**DESCRIPTION OF THE TASK**
Pick out the lines below with "name" and list them.

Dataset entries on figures
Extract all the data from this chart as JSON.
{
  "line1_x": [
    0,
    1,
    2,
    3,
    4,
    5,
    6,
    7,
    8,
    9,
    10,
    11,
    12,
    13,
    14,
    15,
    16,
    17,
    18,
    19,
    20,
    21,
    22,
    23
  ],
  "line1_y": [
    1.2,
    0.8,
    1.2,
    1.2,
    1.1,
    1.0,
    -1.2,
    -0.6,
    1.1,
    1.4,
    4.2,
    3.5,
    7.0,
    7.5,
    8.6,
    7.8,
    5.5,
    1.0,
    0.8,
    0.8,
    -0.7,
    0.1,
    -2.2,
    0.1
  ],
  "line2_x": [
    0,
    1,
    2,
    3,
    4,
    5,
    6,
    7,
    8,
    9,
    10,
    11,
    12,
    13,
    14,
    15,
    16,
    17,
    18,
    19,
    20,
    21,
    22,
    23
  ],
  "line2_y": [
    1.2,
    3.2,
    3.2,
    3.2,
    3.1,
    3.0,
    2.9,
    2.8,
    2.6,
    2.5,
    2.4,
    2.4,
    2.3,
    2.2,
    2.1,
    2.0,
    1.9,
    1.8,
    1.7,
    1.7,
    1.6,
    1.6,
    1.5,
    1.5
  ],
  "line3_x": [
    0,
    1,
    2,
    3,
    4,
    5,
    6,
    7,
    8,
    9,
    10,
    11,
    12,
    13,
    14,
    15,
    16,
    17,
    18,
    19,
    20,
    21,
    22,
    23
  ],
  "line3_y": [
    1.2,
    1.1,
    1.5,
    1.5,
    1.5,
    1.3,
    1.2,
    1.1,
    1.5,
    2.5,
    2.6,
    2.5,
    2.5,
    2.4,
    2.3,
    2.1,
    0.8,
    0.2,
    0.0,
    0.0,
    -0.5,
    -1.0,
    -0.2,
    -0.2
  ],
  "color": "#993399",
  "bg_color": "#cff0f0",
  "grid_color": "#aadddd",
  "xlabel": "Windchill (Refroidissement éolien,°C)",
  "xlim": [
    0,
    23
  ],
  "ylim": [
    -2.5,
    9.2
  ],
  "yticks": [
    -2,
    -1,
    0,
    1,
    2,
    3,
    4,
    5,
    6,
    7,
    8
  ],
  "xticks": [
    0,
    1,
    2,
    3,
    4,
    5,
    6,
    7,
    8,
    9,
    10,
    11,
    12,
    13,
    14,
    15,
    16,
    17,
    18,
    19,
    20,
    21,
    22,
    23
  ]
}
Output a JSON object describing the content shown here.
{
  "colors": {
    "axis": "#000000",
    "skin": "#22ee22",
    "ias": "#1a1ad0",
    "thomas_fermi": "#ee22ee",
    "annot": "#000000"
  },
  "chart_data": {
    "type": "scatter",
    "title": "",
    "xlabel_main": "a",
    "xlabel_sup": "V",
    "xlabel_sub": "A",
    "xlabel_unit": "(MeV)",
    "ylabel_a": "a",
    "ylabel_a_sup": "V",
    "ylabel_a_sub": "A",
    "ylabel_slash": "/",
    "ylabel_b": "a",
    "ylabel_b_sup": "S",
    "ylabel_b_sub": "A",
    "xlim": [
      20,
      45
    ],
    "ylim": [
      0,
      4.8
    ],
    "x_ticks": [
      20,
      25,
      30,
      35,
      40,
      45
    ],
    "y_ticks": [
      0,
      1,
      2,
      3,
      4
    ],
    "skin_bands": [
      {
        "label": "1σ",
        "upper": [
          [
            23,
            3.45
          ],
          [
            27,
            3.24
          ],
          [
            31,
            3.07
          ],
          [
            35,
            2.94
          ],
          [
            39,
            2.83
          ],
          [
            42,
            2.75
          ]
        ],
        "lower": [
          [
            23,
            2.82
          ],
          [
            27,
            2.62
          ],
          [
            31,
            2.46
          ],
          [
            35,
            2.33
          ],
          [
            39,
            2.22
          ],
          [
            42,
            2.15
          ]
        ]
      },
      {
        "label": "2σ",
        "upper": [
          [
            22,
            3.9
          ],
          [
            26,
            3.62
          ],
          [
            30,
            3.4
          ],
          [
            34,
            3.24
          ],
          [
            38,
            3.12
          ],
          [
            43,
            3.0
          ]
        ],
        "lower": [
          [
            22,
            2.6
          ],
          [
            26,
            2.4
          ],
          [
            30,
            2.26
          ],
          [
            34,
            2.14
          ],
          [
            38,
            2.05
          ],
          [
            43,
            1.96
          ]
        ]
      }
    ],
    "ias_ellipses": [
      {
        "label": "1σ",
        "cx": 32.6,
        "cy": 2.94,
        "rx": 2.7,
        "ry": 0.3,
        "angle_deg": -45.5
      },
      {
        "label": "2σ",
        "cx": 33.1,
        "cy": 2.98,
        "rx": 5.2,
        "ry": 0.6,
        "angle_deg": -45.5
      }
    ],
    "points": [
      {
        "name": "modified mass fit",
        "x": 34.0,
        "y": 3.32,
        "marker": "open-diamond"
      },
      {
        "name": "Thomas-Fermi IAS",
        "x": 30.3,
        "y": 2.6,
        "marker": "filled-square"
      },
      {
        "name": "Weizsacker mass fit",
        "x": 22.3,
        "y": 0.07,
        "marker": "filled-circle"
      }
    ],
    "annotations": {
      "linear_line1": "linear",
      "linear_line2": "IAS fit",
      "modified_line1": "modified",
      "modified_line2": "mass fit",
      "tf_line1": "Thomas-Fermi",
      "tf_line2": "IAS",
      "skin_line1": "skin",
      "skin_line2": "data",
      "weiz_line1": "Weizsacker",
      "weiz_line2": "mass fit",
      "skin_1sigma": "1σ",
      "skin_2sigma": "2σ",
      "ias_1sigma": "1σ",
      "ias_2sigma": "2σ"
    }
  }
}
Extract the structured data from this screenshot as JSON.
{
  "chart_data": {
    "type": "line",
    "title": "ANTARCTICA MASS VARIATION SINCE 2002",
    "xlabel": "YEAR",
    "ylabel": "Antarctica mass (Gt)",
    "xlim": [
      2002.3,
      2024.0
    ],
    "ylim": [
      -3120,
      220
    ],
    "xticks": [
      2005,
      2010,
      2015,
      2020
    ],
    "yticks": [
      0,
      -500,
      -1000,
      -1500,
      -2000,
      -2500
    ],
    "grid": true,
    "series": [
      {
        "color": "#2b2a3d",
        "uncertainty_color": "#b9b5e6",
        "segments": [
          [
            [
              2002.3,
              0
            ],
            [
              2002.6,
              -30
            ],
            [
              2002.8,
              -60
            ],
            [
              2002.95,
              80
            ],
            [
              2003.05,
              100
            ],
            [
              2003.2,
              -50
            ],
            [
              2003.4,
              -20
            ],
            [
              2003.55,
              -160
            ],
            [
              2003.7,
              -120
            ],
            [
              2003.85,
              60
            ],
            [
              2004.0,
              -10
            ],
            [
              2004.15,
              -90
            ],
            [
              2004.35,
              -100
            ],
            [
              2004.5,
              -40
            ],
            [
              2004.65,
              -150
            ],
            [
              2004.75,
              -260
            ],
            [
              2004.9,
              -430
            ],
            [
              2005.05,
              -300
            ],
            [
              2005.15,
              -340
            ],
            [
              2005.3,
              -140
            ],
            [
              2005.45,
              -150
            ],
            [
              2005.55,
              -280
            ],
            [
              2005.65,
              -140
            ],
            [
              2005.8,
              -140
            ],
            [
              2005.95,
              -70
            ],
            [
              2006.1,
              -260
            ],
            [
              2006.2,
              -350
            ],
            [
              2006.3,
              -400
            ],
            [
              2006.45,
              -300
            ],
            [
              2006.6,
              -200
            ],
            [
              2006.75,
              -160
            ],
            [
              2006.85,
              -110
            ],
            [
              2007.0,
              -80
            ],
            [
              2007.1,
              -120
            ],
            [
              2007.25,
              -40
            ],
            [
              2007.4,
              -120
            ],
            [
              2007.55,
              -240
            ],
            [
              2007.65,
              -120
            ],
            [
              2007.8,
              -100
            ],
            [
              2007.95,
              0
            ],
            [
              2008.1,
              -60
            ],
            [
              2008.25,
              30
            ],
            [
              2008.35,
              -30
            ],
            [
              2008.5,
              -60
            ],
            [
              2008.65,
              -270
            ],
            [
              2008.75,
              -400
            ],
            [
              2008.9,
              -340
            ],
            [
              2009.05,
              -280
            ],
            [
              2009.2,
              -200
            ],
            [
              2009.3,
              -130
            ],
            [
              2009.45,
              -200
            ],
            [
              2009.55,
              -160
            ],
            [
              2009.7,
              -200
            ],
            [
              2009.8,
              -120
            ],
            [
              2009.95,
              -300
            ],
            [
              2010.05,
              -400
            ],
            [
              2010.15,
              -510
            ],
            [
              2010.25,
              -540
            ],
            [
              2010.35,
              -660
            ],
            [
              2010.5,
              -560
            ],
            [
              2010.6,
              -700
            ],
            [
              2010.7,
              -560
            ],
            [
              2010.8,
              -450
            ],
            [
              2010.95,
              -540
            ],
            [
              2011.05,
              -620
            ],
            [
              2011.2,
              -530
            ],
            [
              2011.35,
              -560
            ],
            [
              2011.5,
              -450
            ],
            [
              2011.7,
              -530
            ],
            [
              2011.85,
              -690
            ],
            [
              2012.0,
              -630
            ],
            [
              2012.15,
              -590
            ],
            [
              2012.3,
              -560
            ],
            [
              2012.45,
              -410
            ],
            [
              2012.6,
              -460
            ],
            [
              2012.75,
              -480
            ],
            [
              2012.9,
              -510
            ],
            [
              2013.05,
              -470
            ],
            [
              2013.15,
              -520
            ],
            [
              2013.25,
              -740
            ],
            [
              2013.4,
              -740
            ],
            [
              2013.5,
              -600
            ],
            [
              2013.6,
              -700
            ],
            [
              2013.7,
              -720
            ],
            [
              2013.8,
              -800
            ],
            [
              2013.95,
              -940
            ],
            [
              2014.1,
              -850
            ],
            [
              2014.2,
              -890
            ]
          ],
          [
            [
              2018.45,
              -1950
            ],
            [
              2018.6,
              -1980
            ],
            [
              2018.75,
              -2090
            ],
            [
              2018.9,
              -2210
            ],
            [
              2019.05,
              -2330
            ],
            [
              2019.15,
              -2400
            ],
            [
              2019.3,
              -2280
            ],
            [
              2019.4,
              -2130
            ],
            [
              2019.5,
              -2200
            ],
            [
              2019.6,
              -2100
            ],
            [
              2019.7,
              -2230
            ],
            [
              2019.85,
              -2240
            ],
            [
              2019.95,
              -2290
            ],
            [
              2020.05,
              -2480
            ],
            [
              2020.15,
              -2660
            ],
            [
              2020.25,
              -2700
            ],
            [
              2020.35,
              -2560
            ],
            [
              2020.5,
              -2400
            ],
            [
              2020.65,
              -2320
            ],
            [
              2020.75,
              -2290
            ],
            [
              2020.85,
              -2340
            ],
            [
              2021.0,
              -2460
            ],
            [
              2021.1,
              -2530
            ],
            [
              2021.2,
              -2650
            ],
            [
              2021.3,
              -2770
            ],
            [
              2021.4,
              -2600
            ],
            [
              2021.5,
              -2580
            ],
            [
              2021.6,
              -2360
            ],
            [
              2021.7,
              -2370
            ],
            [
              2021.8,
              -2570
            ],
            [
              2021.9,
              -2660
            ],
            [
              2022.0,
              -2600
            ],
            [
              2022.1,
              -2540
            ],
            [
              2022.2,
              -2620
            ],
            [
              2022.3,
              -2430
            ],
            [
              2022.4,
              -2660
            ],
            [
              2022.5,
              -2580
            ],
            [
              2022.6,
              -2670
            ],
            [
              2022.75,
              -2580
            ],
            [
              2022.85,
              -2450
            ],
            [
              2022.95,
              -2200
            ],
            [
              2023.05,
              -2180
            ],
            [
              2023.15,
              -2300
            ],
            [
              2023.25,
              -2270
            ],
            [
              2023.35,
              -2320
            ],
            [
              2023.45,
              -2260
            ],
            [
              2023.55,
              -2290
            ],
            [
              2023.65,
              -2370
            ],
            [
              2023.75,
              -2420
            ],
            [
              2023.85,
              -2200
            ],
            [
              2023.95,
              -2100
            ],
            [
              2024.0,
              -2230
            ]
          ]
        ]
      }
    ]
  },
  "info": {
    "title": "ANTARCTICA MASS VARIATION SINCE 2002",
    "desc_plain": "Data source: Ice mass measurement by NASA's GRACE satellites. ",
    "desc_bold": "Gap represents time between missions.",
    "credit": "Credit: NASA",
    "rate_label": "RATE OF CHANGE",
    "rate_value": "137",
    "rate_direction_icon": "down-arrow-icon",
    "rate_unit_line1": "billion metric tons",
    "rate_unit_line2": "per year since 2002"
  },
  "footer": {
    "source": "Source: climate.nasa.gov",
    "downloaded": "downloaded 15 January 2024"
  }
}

**WRITTEN ANSWER**
        "name": "modified mass fit",
        "name": "Thomas-Fermi IAS",
        "name": "Weizsacker mass fit",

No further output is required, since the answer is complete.